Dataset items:
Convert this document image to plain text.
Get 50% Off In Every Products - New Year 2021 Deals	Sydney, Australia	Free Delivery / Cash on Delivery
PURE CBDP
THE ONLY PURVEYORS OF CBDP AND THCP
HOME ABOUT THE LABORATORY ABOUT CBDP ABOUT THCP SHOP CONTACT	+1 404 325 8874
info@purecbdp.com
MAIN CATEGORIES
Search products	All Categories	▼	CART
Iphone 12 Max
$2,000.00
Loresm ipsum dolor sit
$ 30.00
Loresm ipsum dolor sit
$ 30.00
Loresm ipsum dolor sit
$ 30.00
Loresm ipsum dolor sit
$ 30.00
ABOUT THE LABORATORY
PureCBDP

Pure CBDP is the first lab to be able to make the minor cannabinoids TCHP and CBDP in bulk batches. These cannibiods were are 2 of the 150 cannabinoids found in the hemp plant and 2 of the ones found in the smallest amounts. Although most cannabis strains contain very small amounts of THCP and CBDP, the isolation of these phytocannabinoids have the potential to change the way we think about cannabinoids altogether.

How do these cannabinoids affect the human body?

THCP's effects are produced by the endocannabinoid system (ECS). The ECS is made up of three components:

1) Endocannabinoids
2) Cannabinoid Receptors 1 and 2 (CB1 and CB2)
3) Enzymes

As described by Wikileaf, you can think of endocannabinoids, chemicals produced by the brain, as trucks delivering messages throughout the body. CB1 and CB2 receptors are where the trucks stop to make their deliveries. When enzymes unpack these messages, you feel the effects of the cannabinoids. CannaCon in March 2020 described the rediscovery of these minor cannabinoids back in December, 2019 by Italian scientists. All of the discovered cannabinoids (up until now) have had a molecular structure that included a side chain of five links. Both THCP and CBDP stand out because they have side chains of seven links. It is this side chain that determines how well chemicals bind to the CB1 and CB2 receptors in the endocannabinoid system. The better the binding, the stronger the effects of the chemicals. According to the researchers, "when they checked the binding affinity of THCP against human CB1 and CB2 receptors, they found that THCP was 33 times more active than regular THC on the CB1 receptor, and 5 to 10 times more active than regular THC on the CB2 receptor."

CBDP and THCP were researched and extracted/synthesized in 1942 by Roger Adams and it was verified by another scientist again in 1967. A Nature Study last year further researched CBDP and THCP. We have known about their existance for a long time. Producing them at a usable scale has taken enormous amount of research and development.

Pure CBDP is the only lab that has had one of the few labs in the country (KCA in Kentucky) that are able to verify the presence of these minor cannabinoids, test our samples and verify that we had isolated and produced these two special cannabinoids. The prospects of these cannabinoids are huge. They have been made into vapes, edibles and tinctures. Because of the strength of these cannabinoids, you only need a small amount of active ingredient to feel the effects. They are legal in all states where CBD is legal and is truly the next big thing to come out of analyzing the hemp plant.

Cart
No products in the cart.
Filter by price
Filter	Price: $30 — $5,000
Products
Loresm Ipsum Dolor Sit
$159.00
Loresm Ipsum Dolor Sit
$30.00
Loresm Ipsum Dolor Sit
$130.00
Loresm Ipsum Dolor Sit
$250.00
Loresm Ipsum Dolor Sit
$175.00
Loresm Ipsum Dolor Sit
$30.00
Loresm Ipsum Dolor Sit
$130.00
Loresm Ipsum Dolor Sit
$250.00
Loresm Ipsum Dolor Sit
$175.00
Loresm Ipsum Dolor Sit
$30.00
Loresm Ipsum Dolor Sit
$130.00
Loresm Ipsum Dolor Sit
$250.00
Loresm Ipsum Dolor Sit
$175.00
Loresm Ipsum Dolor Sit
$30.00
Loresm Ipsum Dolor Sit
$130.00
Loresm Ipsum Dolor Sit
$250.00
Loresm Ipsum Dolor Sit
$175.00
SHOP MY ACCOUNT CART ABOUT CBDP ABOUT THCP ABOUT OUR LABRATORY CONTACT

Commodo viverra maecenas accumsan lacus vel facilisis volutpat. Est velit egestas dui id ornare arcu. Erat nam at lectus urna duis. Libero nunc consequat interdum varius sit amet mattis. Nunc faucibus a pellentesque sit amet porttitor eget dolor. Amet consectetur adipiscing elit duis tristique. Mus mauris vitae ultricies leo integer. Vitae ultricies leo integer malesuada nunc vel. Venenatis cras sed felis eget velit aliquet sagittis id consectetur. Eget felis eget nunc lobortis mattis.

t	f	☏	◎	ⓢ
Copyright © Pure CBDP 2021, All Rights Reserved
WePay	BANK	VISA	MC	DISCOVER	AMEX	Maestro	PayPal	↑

Exercise: Please retype the data, matching it exactly.

Answer below:
Convert this document image to plain text.
Get 50% Off In Every Products - New Year 2021 Deals	Sydney, Australia	Free Delivery / Cash on Delivery
PURE CBDP
THE ONLY PURVEYORS OF CBDP AND THCP
HOME ABOUT THE LABORATORY ABOUT CBDP ABOUT THCP SHOP CONTACT	+1 404 325 8874
info@purecbdp.com
MAIN CATEGORIES
Search products	All Categories	▼	CART
Iphone 12 Max
$2,000.00
Loresm ipsum dolor sit
$ 30.00
Loresm ipsum dolor sit
$ 30.00
Loresm ipsum dolor sit
$ 30.00
Loresm ipsum dolor sit
$ 30.00
ABOUT THE LABORATORY
PureCBDP

Pure CBDP is the first lab to be able to make the minor cannabinoids TCHP and CBDP in bulk batches. These cannibiods were are 2 of the 150 cannabinoids found in the hemp plant and 2 of the ones found in the smallest amounts. Although most cannabis strains contain very small amounts of THCP and CBDP, the isolation of these phytocannabinoids have the potential to change the way we think about cannabinoids altogether.

How do these cannabinoids affect the human body?

THCP's effects are produced by the endocannabinoid system (ECS). The ECS is made up of three components:

1) Endocannabinoids
2) Cannabinoid Receptors 1 and 2 (CB1 and CB2)
3) Enzymes

As described by Wikileaf, you can think of endocannabinoids, chemicals produced by the brain, as trucks delivering messages throughout the body. CB1 and CB2 receptors are where the trucks stop to make their deliveries. When enzymes unpack these messages, you feel the effects of the cannabinoids. CannaCon in March 2020 described the rediscovery of these minor cannabinoids back in December, 2019 by Italian scientists. All of the discovered cannabinoids (up until now) have had a molecular structure that included a side chain of five links. Both THCP and CBDP stand out because they have side chains of seven links. It is this side chain that determines how well chemicals bind to the CB1 and CB2 receptors in the endocannabinoid system. The better the binding, the stronger the effects of the chemicals. According to the researchers, "when they checked the binding affinity of THCP against human CB1 and CB2 receptors, they found that THCP was 33 times more active than regular THC on the CB1 receptor, and 5 to 10 times more active than regular THC on the CB2 receptor."

CBDP and THCP were researched and extracted/synthesized in 1942 by Roger Adams and it was verified by another scientist again in 1967. A Nature Study last year further researched CBDP and THCP. We have known about their existance for a long time. Producing them at a usable scale has taken enormous amount of research and development.

Pure CBDP is the only lab that has had one of the few labs in the country (KCA in Kentucky) that are able to verify the presence of these minor cannabinoids, test our samples and verify that we had isolated and produced these two special cannabinoids. The prospects of these cannabinoids are huge. They have been made into vapes, edibles and tinctures. Because of the strength of these cannabinoids, you only need a small amount of active ingredient to feel the effects. They are legal in all states where CBD is legal and is truly the next big thing to come out of analyzing the hemp plant.

Cart
No products in the cart.
Filter by price
Filter	Price: $30 — $5,000
Products
Loresm Ipsum Dolor Sit
$159.00
Loresm Ipsum Dolor Sit
$30.00
Loresm Ipsum Dolor Sit
$130.00
Loresm Ipsum Dolor Sit
$250.00
Loresm Ipsum Dolor Sit
$175.00
Loresm Ipsum Dolor Sit
$30.00
Loresm Ipsum Dolor Sit
$130.00
Loresm Ipsum Dolor Sit
$250.00
Loresm Ipsum Dolor Sit
$175.00
Loresm Ipsum Dolor Sit
$30.00
Loresm Ipsum Dolor Sit
$130.00
Loresm Ipsum Dolor Sit
$250.00
Loresm Ipsum Dolor Sit
$175.00
Loresm Ipsum Dolor Sit
$30.00
Loresm Ipsum Dolor Sit
$130.00
Loresm Ipsum Dolor Sit
$250.00
Loresm Ipsum Dolor Sit
$175.00
SHOP MY ACCOUNT CART ABOUT CBDP ABOUT THCP ABOUT OUR LABRATORY CONTACT

Commodo viverra maecenas accumsan lacus vel facilisis volutpat. Est velit egestas dui id ornare arcu. Erat nam at lectus urna duis. Libero nunc consequat interdum varius sit amet mattis. Nunc faucibus a pellentesque sit amet porttitor eget dolor. Amet consectetur adipiscing elit duis tristique. Mus mauris vitae ultricies leo integer. Vitae ultricies leo integer malesuada nunc vel. Venenatis cras sed felis eget velit aliquet sagittis id consectetur. Eget felis eget nunc lobortis mattis.

t	f	☏	◎	ⓢ
Copyright © Pure CBDP 2021, All Rights Reserved
WePay	BANK	VISA	MC	DISCOVER	AMEX	Maestro	PayPal	↑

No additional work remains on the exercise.